_Direction:_ The records below are to be repeated in full, exactly as they are.

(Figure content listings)

※

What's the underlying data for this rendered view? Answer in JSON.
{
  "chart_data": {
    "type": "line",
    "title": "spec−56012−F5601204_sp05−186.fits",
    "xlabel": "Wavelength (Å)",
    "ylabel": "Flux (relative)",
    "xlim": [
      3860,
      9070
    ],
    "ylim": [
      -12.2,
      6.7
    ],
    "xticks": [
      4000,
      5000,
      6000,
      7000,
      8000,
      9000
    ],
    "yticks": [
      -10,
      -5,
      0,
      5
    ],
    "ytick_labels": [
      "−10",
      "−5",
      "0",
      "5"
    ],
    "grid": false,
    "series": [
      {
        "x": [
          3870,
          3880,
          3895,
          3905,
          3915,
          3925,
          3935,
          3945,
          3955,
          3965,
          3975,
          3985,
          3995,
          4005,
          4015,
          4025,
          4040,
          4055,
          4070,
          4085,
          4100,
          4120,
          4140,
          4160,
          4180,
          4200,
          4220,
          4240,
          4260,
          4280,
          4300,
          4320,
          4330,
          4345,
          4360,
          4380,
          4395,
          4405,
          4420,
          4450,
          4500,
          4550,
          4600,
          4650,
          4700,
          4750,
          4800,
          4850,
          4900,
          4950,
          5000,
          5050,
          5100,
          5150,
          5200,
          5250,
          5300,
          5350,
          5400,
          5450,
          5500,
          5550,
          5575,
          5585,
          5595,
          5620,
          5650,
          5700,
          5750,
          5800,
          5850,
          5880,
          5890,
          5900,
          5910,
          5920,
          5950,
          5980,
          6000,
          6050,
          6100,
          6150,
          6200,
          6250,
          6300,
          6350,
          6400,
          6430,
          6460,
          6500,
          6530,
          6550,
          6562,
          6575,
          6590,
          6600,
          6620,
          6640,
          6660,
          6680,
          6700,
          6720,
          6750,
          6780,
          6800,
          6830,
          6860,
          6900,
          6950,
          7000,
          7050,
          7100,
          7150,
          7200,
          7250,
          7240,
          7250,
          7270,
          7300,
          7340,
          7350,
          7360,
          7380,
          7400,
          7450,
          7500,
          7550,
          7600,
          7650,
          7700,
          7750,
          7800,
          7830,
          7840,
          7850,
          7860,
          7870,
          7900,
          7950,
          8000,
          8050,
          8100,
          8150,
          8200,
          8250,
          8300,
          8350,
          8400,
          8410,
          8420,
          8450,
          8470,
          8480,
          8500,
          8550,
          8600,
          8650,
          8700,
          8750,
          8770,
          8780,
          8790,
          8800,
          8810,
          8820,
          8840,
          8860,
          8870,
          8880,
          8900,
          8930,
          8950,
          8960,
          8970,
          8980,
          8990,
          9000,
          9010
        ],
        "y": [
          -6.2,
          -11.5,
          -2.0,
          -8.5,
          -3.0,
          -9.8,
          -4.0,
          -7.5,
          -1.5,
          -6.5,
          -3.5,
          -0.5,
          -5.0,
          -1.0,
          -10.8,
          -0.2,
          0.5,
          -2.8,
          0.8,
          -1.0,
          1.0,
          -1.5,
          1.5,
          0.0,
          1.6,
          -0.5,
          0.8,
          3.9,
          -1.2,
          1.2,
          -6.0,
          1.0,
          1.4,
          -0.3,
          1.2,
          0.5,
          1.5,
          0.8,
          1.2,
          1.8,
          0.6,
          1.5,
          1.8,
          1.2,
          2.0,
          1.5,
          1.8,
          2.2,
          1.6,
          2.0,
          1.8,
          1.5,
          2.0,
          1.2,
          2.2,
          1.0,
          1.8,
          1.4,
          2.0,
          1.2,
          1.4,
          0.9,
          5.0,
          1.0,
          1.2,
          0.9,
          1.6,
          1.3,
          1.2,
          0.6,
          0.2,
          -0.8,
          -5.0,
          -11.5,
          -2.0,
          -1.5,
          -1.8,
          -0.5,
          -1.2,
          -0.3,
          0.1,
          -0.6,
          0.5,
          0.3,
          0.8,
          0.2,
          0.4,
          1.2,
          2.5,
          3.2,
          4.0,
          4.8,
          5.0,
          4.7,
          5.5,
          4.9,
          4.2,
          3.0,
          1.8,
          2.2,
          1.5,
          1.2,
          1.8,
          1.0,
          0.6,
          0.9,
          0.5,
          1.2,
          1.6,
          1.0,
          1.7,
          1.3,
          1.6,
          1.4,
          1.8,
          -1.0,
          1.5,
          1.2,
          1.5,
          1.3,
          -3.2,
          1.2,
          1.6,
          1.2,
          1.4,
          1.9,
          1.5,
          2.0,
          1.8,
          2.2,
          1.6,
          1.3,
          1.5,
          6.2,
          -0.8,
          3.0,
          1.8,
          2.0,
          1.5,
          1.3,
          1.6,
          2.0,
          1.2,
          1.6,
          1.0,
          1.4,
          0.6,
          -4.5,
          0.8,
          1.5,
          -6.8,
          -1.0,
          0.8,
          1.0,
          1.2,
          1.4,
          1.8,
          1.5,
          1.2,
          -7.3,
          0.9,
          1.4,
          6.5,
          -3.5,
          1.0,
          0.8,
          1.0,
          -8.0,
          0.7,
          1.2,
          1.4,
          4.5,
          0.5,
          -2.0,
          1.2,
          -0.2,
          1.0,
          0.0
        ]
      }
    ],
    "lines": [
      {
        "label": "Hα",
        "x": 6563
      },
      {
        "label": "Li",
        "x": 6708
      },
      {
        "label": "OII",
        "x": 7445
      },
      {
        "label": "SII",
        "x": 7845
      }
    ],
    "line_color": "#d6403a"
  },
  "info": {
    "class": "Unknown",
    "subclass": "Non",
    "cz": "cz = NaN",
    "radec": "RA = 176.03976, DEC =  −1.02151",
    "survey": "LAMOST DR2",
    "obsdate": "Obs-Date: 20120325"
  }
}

※

_Solution:_
What's the underlying data for this rendered view? Answer in JSON.
{
  "chart_data": {
    "type": "line",
    "title": "spec−56012−F5601204_sp05−186.fits",
    "xlabel": "Wavelength (Å)",
    "ylabel": "Flux (relative)",
    "xlim": [
      3860,
      9070
    ],
    "ylim": [
      -12.2,
      6.7
    ],
    "xticks": [
      4000,
      5000,
      6000,
      7000,
      8000,
      9000
    ],
    "yticks": [
      -10,
      -5,
      0,
      5
    ],
    "ytick_labels": [
      "−10",
      "−5",
      "0",
      "5"
    ],
    "grid": false,
    "series": [
      {
        "x": [
          3870,
          3880,
          3895,
          3905,
          3915,
          3925,
          3935,
          3945,
          3955,
          3965,
          3975,
          3985,
          3995,
          4005,
          4015,
          4025,
          4040,
          4055,
          4070,
          4085,
          4100,
          4120,
          4140,
          4160,
          4180,
          4200,
          4220,
          4240,
          4260,
          4280,
          4300,
          4320,
          4330,
          4345,
          4360,
          4380,
          4395,
          4405,
          4420,
          4450,
          4500,
          4550,
          4600,
          4650,
          4700,
          4750,
          4800,
          4850,
          4900,
          4950,
          5000,
          5050,
          5100,
          5150,
          5200,
          5250,
          5300,
          5350,
          5400,
          5450,
          5500,
          5550,
          5575,
          5585,
          5595,
          5620,
          5650,
          5700,
          5750,
          5800,
          5850,
          5880,
          5890,
          5900,
          5910,
          5920,
          5950,
          5980,
          6000,
          6050,
          6100,
          6150,
          6200,
          6250,
          6300,
          6350,
          6400,
          6430,
          6460,
          6500,
          6530,
          6550,
          6562,
          6575,
          6590,
          6600,
          6620,
          6640,
          6660,
          6680,
          6700,
          6720,
          6750,
          6780,
          6800,
          6830,
          6860,
          6900,
          6950,
          7000,
          7050,
          7100,
          7150,
          7200,
          7250,
          7240,
          7250,
          7270,
          7300,
          7340,
          7350,
          7360,
          7380,
          7400,
          7450,
          7500,
          7550,
          7600,
          7650,
          7700,
          7750,
          7800,
          7830,
          7840,
          7850,
          7860,
          7870,
          7900,
          7950,
          8000,
          8050,
          8100,
          8150,
          8200,
          8250,
          8300,
          8350,
          8400,
          8410,
          8420,
          8450,
          8470,
          8480,
          8500,
          8550,
          8600,
          8650,
          8700,
          8750,
          8770,
          8780,
          8790,
          8800,
          8810,
          8820,
          8840,
          8860,
          8870,
          8880,
          8900,
          8930,
          8950,
          8960,
          8970,
          8980,
          8990,
          9000,
          9010
        ],
        "y": [
          -6.2,
          -11.5,
          -2.0,
          -8.5,
          -3.0,
          -9.8,
          -4.0,
          -7.5,
          -1.5,
          -6.5,
          -3.5,
          -0.5,
          -5.0,
          -1.0,
          -10.8,
          -0.2,
          0.5,
          -2.8,
          0.8,
          -1.0,
          1.0,
          -1.5,
          1.5,
          0.0,
          1.6,
          -0.5,
          0.8,
          3.9,
          -1.2,
          1.2,
          -6.0,
          1.0,
          1.4,
          -0.3,
          1.2,
          0.5,
          1.5,
          0.8,
          1.2,
          1.8,
          0.6,
          1.5,
          1.8,
          1.2,
          2.0,
          1.5,
          1.8,
          2.2,
          1.6,
          2.0,
          1.8,
          1.5,
          2.0,
          1.2,
          2.2,
          1.0,
          1.8,
          1.4,
          2.0,
          1.2,
          1.4,
          0.9,
          5.0,
          1.0,
          1.2,
          0.9,
          1.6,
          1.3,
          1.2,
          0.6,
          0.2,
          -0.8,
          -5.0,
          -11.5,
          -2.0,
          -1.5,
          -1.8,
          -0.5,
          -1.2,
          -0.3,
          0.1,
          -0.6,
          0.5,
          0.3,
          0.8,
          0.2,
          0.4,
          1.2,
          2.5,
          3.2,
          4.0,
          4.8,
          5.0,
          4.7,
          5.5,
          4.9,
          4.2,
          3.0,
          1.8,
          2.2,
          1.5,
          1.2,
          1.8,
          1.0,
          0.6,
          0.9,
          0.5,
          1.2,
          1.6,
          1.0,
          1.7,
          1.3,
          1.6,
          1.4,
          1.8,
          -1.0,
          1.5,
          1.2,
          1.5,
          1.3,
          -3.2,
          1.2,
          1.6,
          1.2,
          1.4,
          1.9,
          1.5,
          2.0,
          1.8,
          2.2,
          1.6,
          1.3,
          1.5,
          6.2,
          -0.8,
          3.0,
          1.8,
          2.0,
          1.5,
          1.3,
          1.6,
          2.0,
          1.2,
          1.6,
          1.0,
          1.4,
          0.6,
          -4.5,
          0.8,
          1.5,
          -6.8,
          -1.0,
          0.8,
          1.0,
          1.2,
          1.4,
          1.8,
          1.5,
          1.2,
          -7.3,
          0.9,
          1.4,
          6.5,
          -3.5,
          1.0,
          0.8,
          1.0,
          -8.0,
          0.7,
          1.2,
          1.4,
          4.5,
          0.5,
          -2.0,
          1.2,
          -0.2,
          1.0,
          0.0
        ]
      }
    ],
    "lines": [
      {
        "label": "Hα",
        "x": 6563
      },
      {
        "label": "Li",
        "x": 6708
      },
      {
        "label": "OII",
        "x": 7445
      },
      {
        "label": "SII",
        "x": 7845
      }
    ],
    "line_color": "#d6403a"
  },
  "info": {
    "class": "Unknown",
    "subclass": "Non",
    "cz": "cz = NaN",
    "radec": "RA = 176.03976, DEC =  −1.02151",
    "survey": "LAMOST DR2",
    "obsdate": "Obs-Date: 20120325"
  }
}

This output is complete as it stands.